[Task to carry out]: How many lines in the records below hold the string "relevant"? Please answer with the number and nothing more.

### Records supplied ###

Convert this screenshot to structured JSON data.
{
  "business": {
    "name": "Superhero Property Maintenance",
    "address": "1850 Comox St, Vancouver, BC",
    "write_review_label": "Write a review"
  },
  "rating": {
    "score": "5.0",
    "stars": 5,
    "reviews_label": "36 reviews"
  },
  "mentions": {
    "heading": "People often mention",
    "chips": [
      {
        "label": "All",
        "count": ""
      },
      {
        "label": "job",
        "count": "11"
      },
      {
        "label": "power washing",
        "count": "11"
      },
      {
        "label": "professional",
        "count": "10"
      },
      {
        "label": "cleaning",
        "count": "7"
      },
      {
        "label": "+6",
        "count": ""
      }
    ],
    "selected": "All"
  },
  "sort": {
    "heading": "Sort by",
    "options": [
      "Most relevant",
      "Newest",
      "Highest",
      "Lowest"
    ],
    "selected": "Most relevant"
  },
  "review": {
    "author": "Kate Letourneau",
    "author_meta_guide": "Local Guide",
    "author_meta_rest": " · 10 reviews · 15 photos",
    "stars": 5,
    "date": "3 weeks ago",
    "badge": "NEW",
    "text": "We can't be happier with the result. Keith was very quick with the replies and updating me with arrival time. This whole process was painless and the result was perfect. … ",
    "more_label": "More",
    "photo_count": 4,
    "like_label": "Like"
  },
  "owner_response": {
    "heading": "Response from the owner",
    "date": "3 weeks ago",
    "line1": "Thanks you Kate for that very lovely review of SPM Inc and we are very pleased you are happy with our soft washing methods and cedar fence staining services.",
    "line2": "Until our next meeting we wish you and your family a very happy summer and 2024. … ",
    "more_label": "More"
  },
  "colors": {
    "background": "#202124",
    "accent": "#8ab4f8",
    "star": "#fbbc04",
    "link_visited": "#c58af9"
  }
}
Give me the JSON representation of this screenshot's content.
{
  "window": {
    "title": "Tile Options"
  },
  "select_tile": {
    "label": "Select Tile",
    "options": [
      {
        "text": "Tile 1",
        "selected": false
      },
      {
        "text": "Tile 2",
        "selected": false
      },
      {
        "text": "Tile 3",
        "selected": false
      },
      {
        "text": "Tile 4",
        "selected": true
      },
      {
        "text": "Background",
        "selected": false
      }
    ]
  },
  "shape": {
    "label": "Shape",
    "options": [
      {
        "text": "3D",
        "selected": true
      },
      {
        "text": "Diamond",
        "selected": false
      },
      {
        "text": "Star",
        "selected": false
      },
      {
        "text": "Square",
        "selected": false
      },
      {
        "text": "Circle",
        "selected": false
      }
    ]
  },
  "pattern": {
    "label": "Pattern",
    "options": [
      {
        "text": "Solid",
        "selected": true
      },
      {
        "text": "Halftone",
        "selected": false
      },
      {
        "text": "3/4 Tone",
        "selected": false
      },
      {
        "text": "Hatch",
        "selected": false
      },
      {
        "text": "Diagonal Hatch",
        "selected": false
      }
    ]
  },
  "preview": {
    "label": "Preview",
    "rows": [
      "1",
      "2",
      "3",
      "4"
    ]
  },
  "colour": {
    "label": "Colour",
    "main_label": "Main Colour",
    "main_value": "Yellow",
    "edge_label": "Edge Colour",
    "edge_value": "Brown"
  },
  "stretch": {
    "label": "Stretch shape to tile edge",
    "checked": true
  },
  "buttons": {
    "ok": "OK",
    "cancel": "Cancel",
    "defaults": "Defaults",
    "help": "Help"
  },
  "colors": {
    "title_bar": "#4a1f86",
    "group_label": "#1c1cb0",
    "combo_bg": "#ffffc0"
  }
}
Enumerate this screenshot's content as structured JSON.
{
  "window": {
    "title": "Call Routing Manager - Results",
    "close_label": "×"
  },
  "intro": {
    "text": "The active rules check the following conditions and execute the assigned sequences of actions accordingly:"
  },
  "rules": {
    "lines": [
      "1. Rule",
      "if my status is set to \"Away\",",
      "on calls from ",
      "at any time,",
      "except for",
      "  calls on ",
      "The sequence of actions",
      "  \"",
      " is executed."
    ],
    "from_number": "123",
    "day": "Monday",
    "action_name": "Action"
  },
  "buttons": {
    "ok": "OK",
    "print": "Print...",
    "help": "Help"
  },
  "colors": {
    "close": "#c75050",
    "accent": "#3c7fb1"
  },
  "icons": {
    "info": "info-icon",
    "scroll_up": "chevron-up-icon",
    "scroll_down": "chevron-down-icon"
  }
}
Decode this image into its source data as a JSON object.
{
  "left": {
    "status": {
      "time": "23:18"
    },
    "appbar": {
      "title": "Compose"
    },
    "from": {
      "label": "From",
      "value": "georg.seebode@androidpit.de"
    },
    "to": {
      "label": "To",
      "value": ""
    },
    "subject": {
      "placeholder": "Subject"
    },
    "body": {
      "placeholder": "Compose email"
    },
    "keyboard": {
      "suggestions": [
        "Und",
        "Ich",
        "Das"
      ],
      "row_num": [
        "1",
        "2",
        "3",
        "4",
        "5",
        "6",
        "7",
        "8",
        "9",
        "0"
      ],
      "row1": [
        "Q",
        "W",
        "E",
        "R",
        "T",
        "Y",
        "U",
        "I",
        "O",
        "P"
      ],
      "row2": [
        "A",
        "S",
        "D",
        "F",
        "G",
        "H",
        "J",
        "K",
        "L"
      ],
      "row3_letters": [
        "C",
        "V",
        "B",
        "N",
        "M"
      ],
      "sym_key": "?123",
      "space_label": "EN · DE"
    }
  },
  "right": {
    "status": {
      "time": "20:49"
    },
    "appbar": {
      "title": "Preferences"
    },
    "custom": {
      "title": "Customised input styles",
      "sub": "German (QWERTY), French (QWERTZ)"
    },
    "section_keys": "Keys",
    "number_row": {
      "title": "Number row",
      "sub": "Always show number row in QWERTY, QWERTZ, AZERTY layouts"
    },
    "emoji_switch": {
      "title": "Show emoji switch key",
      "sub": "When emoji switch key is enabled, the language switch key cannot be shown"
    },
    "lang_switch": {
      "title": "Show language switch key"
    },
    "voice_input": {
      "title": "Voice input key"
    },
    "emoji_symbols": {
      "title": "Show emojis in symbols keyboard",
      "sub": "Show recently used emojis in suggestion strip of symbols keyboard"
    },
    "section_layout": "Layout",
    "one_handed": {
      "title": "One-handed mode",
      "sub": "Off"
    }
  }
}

###

[Worked solution]: 2